**TASK BRIEF**: Restate all of the data exactly.

[Items listed in a dataset]
********************

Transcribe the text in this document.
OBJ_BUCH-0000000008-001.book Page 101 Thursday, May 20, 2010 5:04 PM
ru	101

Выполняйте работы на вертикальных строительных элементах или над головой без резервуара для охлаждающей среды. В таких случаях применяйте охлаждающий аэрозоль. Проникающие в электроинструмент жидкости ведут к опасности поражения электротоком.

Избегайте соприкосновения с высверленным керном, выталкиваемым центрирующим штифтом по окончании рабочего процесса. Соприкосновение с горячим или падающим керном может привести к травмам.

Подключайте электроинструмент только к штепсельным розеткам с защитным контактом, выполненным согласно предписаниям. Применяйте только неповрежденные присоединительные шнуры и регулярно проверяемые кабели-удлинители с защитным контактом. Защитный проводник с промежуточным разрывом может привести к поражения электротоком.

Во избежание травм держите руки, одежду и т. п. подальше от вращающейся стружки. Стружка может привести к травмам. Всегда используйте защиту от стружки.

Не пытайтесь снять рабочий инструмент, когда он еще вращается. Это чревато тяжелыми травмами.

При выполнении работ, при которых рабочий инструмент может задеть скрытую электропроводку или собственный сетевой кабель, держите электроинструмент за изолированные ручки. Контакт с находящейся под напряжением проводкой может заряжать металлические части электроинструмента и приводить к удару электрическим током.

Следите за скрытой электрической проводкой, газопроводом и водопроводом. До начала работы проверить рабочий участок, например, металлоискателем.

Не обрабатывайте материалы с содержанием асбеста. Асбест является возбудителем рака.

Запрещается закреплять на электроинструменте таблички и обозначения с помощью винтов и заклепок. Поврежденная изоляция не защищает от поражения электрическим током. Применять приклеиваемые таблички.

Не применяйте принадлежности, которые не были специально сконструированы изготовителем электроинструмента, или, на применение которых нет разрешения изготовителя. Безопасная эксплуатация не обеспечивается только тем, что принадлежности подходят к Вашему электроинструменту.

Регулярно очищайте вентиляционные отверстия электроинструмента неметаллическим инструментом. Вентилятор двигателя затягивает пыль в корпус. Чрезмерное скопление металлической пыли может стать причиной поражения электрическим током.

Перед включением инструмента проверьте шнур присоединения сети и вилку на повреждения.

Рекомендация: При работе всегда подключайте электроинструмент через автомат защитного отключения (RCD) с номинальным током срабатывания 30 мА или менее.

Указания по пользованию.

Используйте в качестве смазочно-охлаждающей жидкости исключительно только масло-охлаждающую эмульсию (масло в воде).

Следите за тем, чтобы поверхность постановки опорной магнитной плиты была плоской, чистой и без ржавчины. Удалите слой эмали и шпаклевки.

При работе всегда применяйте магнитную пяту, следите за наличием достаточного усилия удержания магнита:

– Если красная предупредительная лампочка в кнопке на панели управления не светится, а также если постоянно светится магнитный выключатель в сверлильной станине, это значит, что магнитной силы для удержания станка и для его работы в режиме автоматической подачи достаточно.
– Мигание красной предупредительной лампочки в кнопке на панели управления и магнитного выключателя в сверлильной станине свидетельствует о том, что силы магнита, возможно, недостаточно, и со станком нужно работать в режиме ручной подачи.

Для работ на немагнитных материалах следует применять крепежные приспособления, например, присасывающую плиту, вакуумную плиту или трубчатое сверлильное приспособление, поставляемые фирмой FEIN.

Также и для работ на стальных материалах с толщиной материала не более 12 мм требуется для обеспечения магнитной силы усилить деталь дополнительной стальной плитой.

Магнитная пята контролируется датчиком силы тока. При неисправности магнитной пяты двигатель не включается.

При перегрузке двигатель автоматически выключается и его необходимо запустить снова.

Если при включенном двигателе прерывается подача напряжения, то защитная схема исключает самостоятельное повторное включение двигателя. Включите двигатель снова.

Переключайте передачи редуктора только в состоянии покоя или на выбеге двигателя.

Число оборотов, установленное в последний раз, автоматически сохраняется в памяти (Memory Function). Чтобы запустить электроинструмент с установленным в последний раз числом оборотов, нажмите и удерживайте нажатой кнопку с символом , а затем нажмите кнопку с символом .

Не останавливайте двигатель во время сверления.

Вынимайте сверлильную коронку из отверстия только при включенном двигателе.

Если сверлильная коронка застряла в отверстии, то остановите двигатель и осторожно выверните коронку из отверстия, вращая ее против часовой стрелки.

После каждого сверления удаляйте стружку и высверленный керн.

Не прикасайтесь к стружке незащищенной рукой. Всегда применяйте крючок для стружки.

********************

**EXPECTED ANSWER**:
Transcribe the text in this document.
OBJ_BUCH-0000000008-001.book Page 101 Thursday, May 20, 2010 5:04 PM
ru	101

Выполняйте работы на вертикальных строительных элементах или над головой без резервуара для охлаждающей среды. В таких случаях применяйте охлаждающий аэрозоль. Проникающие в электроинструмент жидкости ведут к опасности поражения электротоком.

Избегайте соприкосновения с высверленным керном, выталкиваемым центрирующим штифтом по окончании рабочего процесса. Соприкосновение с горячим или падающим керном может привести к травмам.

Подключайте электроинструмент только к штепсельным розеткам с защитным контактом, выполненным согласно предписаниям. Применяйте только неповрежденные присоединительные шнуры и регулярно проверяемые кабели-удлинители с защитным контактом. Защитный проводник с промежуточным разрывом может привести к поражения электротоком.

Во избежание травм держите руки, одежду и т. п. подальше от вращающейся стружки. Стружка может привести к травмам. Всегда используйте защиту от стружки.

Не пытайтесь снять рабочий инструмент, когда он еще вращается. Это чревато тяжелыми травмами.

При выполнении работ, при которых рабочий инструмент может задеть скрытую электропроводку или собственный сетевой кабель, держите электроинструмент за изолированные ручки. Контакт с находящейся под напряжением проводкой может заряжать металлические части электроинструмента и приводить к удару электрическим током.

Следите за скрытой электрической проводкой, газопроводом и водопроводом. До начала работы проверить рабочий участок, например, металлоискателем.

Не обрабатывайте материалы с содержанием асбеста. Асбест является возбудителем рака.

Запрещается закреплять на электроинструменте таблички и обозначения с помощью винтов и заклепок. Поврежденная изоляция не защищает от поражения электрическим током. Применять приклеиваемые таблички.

Не применяйте принадлежности, которые не были специально сконструированы изготовителем электроинструмента, или, на применение которых нет разрешения изготовителя. Безопасная эксплуатация не обеспечивается только тем, что принадлежности подходят к Вашему электроинструменту.

Регулярно очищайте вентиляционные отверстия электроинструмента неметаллическим инструментом. Вентилятор двигателя затягивает пыль в корпус. Чрезмерное скопление металлической пыли может стать причиной поражения электрическим током.

Перед включением инструмента проверьте шнур присоединения сети и вилку на повреждения.

Рекомендация: При работе всегда подключайте электроинструмент через автомат защитного отключения (RCD) с номинальным током срабатывания 30 мА или менее.

Указания по пользованию.

Используйте в качестве смазочно-охлаждающей жидкости исключительно только масло-охлаждающую эмульсию (масло в воде).

Следите за тем, чтобы поверхность постановки опорной магнитной плиты была плоской, чистой и без ржавчины. Удалите слой эмали и шпаклевки.

При работе всегда применяйте магнитную пяту, следите за наличием достаточного усилия удержания магнита:

– Если красная предупредительная лампочка в кнопке на панели управления не светится, а также если постоянно светится магнитный выключатель в сверлильной станине, это значит, что магнитной силы для удержания станка и для его работы в режиме автоматической подачи достаточно.
– Мигание красной предупредительной лампочки в кнопке на панели управления и магнитного выключателя в сверлильной станине свидетельствует о том, что силы магнита, возможно, недостаточно, и со станком нужно работать в режиме ручной подачи.

Для работ на немагнитных материалах следует применять крепежные приспособления, например, присасывающую плиту, вакуумную плиту или трубчатое сверлильное приспособление, поставляемые фирмой FEIN.

Также и для работ на стальных материалах с толщиной материала не более 12 мм требуется для обеспечения магнитной силы усилить деталь дополнительной стальной плитой.

Магнитная пята контролируется датчиком силы тока. При неисправности магнитной пяты двигатель не включается.

При перегрузке двигатель автоматически выключается и его необходимо запустить снова.

Если при включенном двигателе прерывается подача напряжения, то защитная схема исключает самостоятельное повторное включение двигателя. Включите двигатель снова.

Переключайте передачи редуктора только в состоянии покоя или на выбеге двигателя.

Число оборотов, установленное в последний раз, автоматически сохраняется в памяти (Memory Function). Чтобы запустить электроинструмент с установленным в последний раз числом оборотов, нажмите и удерживайте нажатой кнопку с символом , а затем нажмите кнопку с символом .

Не останавливайте двигатель во время сверления.

Вынимайте сверлильную коронку из отверстия только при включенном двигателе.

Если сверлильная коронка застряла в отверстии, то остановите двигатель и осторожно выверните коронку из отверстия, вращая ее против часовой стрелки.

После каждого сверления удаляйте стружку и высверленный керн.

Не прикасайтесь к стружке незащищенной рукой. Всегда применяйте крючок для стружки.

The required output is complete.